## Exercise
Print the records word for word, from the very start through the line holding "bar (878, 521, 1235, 543)", with that line included.

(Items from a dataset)
## begin
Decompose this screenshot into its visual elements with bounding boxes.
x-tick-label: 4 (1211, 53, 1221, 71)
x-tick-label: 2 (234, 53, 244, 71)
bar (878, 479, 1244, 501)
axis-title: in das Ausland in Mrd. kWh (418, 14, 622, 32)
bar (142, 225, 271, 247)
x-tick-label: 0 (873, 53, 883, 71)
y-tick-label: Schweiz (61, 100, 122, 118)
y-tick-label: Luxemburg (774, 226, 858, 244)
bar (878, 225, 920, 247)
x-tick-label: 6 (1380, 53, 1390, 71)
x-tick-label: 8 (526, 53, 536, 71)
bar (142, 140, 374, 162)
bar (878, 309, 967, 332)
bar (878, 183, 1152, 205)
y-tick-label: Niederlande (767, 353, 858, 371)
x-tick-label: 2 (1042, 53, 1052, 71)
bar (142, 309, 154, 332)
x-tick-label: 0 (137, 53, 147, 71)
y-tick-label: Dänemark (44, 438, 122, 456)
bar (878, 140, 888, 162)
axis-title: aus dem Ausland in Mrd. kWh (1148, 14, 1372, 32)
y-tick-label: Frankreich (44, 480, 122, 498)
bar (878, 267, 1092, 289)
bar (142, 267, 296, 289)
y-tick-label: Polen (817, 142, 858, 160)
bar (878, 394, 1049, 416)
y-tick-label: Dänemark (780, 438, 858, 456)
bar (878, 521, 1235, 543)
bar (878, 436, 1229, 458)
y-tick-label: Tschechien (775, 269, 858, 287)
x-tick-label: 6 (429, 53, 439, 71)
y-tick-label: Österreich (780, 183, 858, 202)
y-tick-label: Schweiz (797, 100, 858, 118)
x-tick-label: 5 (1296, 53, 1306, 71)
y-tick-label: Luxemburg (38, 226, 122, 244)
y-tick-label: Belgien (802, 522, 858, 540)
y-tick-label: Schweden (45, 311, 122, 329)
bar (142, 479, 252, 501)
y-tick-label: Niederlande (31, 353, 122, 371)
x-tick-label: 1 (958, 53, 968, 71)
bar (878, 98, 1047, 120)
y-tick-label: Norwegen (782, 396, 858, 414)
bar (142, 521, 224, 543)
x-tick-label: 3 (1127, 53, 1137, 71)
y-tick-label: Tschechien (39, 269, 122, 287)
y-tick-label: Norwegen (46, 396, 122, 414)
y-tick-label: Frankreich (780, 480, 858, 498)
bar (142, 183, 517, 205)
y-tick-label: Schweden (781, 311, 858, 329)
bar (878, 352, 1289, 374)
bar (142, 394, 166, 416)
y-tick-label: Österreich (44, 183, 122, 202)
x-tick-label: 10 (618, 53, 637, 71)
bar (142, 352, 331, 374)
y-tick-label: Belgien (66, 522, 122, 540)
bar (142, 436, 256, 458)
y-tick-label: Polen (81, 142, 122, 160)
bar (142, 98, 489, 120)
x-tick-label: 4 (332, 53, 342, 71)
## end
## Exercise response
Decompose this screenshot into its visual elements with bounding boxes.
x-tick-label: 4 (1211, 53, 1221, 71)
x-tick-label: 2 (234, 53, 244, 71)
bar (878, 479, 1244, 501)
axis-title: in das Ausland in Mrd. kWh (418, 14, 622, 32)
bar (142, 225, 271, 247)
x-tick-label: 0 (873, 53, 883, 71)
y-tick-label: Schweiz (61, 100, 122, 118)
y-tick-label: Luxemburg (774, 226, 858, 244)
bar (878, 225, 920, 247)
x-tick-label: 6 (1380, 53, 1390, 71)
x-tick-label: 8 (526, 53, 536, 71)
bar (142, 140, 374, 162)
bar (878, 309, 967, 332)
bar (878, 183, 1152, 205)
y-tick-label: Niederlande (767, 353, 858, 371)
x-tick-label: 2 (1042, 53, 1052, 71)
bar (142, 309, 154, 332)
x-tick-label: 0 (137, 53, 147, 71)
y-tick-label: Dänemark (44, 438, 122, 456)
bar (878, 140, 888, 162)
axis-title: aus dem Ausland in Mrd. kWh (1148, 14, 1372, 32)
y-tick-label: Frankreich (44, 480, 122, 498)
bar (878, 267, 1092, 289)
bar (142, 267, 296, 289)
y-tick-label: Polen (817, 142, 858, 160)
bar (878, 394, 1049, 416)
y-tick-label: Dänemark (780, 438, 858, 456)
bar (878, 521, 1235, 543)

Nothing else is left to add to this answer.